*Exercise goal:* Return all of the entries exactly, with nothing added or left out.

*Material for the task:*
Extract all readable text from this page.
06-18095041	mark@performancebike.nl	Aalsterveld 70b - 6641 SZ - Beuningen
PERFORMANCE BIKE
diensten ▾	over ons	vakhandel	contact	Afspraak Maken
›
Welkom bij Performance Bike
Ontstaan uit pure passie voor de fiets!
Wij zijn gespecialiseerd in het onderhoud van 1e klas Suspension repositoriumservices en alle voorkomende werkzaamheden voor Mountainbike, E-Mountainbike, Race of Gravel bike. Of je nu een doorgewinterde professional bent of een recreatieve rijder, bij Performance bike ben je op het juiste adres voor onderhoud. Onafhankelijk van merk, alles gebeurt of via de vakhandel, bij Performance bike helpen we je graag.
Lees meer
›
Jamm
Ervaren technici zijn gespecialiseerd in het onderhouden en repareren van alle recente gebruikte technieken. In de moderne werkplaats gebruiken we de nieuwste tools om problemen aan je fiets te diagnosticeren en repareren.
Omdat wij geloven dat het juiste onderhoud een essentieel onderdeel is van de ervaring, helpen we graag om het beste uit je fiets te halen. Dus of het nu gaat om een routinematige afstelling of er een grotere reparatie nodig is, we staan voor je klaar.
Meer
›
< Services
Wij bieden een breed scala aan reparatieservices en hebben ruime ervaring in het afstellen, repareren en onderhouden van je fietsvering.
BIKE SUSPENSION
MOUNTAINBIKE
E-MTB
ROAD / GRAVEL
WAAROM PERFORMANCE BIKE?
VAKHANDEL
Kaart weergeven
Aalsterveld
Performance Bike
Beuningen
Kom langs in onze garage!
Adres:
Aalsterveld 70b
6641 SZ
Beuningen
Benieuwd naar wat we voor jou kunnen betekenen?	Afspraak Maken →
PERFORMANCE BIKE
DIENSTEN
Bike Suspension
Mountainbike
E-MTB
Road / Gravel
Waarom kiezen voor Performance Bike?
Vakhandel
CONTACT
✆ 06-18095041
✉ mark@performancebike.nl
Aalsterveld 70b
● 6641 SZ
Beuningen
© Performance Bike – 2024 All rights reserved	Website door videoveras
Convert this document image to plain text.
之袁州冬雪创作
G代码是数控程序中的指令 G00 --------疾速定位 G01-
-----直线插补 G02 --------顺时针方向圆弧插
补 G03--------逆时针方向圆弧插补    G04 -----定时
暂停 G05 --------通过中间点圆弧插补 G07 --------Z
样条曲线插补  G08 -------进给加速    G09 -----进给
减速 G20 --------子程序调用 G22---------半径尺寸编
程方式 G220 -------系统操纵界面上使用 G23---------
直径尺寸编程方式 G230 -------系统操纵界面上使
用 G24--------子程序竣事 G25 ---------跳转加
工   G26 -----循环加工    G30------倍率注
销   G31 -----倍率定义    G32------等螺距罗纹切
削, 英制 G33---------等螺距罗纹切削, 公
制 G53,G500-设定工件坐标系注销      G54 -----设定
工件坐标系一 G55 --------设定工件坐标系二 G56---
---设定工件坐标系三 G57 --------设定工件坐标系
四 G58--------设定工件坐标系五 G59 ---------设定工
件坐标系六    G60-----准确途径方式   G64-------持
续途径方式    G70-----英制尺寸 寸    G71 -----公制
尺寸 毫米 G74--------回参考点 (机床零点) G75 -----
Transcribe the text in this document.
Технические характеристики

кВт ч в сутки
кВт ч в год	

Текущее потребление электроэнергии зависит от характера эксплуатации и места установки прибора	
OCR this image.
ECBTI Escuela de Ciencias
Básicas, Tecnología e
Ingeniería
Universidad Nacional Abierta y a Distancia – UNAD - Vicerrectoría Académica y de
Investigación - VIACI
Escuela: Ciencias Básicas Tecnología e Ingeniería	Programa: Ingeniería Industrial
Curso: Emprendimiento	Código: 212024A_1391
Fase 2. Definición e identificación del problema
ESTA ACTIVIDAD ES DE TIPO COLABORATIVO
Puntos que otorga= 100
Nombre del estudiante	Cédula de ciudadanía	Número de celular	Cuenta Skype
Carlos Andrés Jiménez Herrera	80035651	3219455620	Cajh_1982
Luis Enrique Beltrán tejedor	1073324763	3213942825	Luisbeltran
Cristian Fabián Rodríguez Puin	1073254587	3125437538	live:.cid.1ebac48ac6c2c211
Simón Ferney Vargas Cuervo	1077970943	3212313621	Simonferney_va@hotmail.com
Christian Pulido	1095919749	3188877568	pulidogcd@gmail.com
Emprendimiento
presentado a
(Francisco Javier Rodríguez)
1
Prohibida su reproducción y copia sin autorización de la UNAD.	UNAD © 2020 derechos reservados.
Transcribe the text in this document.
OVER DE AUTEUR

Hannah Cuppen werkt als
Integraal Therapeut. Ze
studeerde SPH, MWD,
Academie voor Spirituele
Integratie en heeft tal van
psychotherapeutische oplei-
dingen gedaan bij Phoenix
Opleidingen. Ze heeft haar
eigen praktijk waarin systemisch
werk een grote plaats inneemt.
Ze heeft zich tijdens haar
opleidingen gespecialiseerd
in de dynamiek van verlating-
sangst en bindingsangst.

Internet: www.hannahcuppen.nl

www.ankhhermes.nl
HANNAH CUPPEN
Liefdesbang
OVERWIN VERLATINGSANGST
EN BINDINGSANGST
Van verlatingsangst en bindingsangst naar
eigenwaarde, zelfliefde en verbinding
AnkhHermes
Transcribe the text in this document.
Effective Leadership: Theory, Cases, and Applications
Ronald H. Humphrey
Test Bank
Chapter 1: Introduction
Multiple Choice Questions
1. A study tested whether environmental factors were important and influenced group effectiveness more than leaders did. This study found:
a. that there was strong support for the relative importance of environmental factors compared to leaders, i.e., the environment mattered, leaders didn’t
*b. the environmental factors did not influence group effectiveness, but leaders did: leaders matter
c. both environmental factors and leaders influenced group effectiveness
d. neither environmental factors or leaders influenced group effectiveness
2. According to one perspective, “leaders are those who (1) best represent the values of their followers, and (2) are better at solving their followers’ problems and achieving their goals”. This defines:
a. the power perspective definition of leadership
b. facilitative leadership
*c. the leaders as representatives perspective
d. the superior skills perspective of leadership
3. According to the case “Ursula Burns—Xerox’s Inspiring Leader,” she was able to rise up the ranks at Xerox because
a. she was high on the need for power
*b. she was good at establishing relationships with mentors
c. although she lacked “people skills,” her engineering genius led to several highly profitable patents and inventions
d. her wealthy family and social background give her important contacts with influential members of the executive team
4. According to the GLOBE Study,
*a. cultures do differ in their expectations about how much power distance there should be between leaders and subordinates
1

*Output for this exercise:*
Extract all readable text from this page.
06-18095041	mark@performancebike.nl	Aalsterveld 70b - 6641 SZ - Beuningen
PERFORMANCE BIKE
diensten ▾	over ons	vakhandel	contact	Afspraak Maken
›
Welkom bij Performance Bike
Ontstaan uit pure passie voor de fiets!
Wij zijn gespecialiseerd in het onderhoud van 1e klas Suspension repositoriumservices en alle voorkomende werkzaamheden voor Mountainbike, E-Mountainbike, Race of Gravel bike. Of je nu een doorgewinterde professional bent of een recreatieve rijder, bij Performance bike ben je op het juiste adres voor onderhoud. Onafhankelijk van merk, alles gebeurt of via de vakhandel, bij Performance bike helpen we je graag.
Lees meer
›
Jamm
Ervaren technici zijn gespecialiseerd in het onderhouden en repareren van alle recente gebruikte technieken. In de moderne werkplaats gebruiken we de nieuwste tools om problemen aan je fiets te diagnosticeren en repareren.
Omdat wij geloven dat het juiste onderhoud een essentieel onderdeel is van de ervaring, helpen we graag om het beste uit je fiets te halen. Dus of het nu gaat om een routinematige afstelling of er een grotere reparatie nodig is, we staan voor je klaar.
Meer
›
< Services
Wij bieden een breed scala aan reparatieservices en hebben ruime ervaring in het afstellen, repareren en onderhouden van je fietsvering.
BIKE SUSPENSION
MOUNTAINBIKE
E-MTB
ROAD / GRAVEL
WAAROM PERFORMANCE BIKE?
VAKHANDEL
Kaart weergeven
Aalsterveld
Performance Bike
Beuningen
Kom langs in onze garage!
Adres:
Aalsterveld 70b
6641 SZ
Beuningen
Benieuwd naar wat we voor jou kunnen betekenen?	Afspraak Maken →
PERFORMANCE BIKE
DIENSTEN
Bike Suspension
Mountainbike
E-MTB
Road / Gravel
Waarom kiezen voor Performance Bike?
Vakhandel
CONTACT
✆ 06-18095041
✉ mark@performancebike.nl
Aalsterveld 70b
● 6641 SZ
Beuningen
© Performance Bike – 2024 All rights reserved	Website door videoveras
Convert this document image to plain text.
之袁州冬雪创作
G代码是数控程序中的指令 G00 --------疾速定位 G01-
-----直线插补 G02 --------顺时针方向圆弧插
补 G03--------逆时针方向圆弧插补    G04 -----定时
暂停 G05 --------通过中间点圆弧插补 G07 --------Z
样条曲线插补  G08 -------进给加速    G09 -----进给
减速 G20 --------子程序调用 G22---------半径尺寸编
程方式 G220 -------系统操纵界面上使用 G23---------
直径尺寸编程方式 G230 -------系统操纵界面上使
用 G24--------子程序竣事 G25 ---------跳转加
工   G26 -----循环加工    G30------倍率注
销   G31 -----倍率定义    G32------等螺距罗纹切
削, 英制 G33---------等螺距罗纹切削, 公
制 G53,G500-设定工件坐标系注销      G54 -----设定
工件坐标系一 G55 --------设定工件坐标系二 G56---
---设定工件坐标系三 G57 --------设定工件坐标系
四 G58--------设定工件坐标系五 G59 ---------设定工
件坐标系六    G60-----准确途径方式   G64-------持
续途径方式    G70-----英制尺寸 寸    G71 -----公制
尺寸 毫米 G74--------回参考点 (机床零点) G75 -----
Transcribe the text in this document.
Технические характеристики

кВт ч в сутки
кВт ч в год	

Текущее потребление электроэнергии зависит от характера эксплуатации и места установки прибора	
OCR this image.
ECBTI Escuela de Ciencias
Básicas, Tecnología e
Ingeniería
Universidad Nacional Abierta y a Distancia – UNAD - Vicerrectoría Académica y de
Investigación - VIACI
Escuela: Ciencias Básicas Tecnología e Ingeniería	Programa: Ingeniería Industrial
Curso: Emprendimiento	Código: 212024A_1391
Fase 2. Definición e identificación del problema
ESTA ACTIVIDAD ES DE TIPO COLABORATIVO
Puntos que otorga= 100
Nombre del estudiante	Cédula de ciudadanía	Número de celular	Cuenta Skype
Carlos Andrés Jiménez Herrera	80035651	3219455620	Cajh_1982
Luis Enrique Beltrán tejedor	1073324763	3213942825	Luisbeltran
Cristian Fabián Rodríguez Puin	1073254587	3125437538	live:.cid.1ebac48ac6c2c211
Simón Ferney Vargas Cuervo	1077970943	3212313621	Simonferney_va@hotmail.com
Christian Pulido	1095919749	3188877568	pulidogcd@gmail.com
Emprendimiento
presentado a
(Francisco Javier Rodríguez)
1
Prohibida su reproducción y copia sin autorización de la UNAD.	UNAD © 2020 derechos reservados.
Transcribe the text in this document.
OVER DE AUTEUR

Hannah Cuppen werkt als
Integraal Therapeut. Ze
studeerde SPH, MWD,
Academie voor Spirituele
Integratie en heeft tal van
psychotherapeutische oplei-
dingen gedaan bij Phoenix
Opleidingen. Ze heeft haar
eigen praktijk waarin systemisch
werk een grote plaats inneemt.
Ze heeft zich tijdens haar
opleidingen gespecialiseerd
in de dynamiek van verlating-
sangst en bindingsangst.

Internet: www.hannahcuppen.nl

www.ankhhermes.nl
HANNAH CUPPEN
Liefdesbang
OVERWIN VERLATINGSANGST
EN BINDINGSANGST
Van verlatingsangst en bindingsangst naar
eigenwaarde, zelfliefde en verbinding
AnkhHermes
Transcribe the text in this document.
Effective Leadership: Theory, Cases, and Applications
Ronald H. Humphrey
Test Bank
Chapter 1: Introduction
Multiple Choice Questions
1. A study tested whether environmental factors were important and influenced group effectiveness more than leaders did. This study found:
a. that there was strong support for the relative importance of environmental factors compared to leaders, i.e., the environment mattered, leaders didn’t
*b. the environmental factors did not influence group effectiveness, but leaders did: leaders matter
c. both environmental factors and leaders influenced group effectiveness
d. neither environmental factors or leaders influenced group effectiveness
2. According to one perspective, “leaders are those who (1) best represent the values of their followers, and (2) are better at solving their followers’ problems and achieving their goals”. This defines:
a. the power perspective definition of leadership
b. facilitative leadership
*c. the leaders as representatives perspective
d. the superior skills perspective of leadership
3. According to the case “Ursula Burns—Xerox’s Inspiring Leader,” she was able to rise up the ranks at Xerox because
a. she was high on the need for power
*b. she was good at establishing relationships with mentors
c. although she lacked “people skills,” her engineering genius led to several highly profitable patents and inventions
d. her wealthy family and social background give her important contacts with influential members of the executive team
4. According to the GLOBE Study,
*a. cultures do differ in their expectations about how much power distance there should be between leaders and subordinates
1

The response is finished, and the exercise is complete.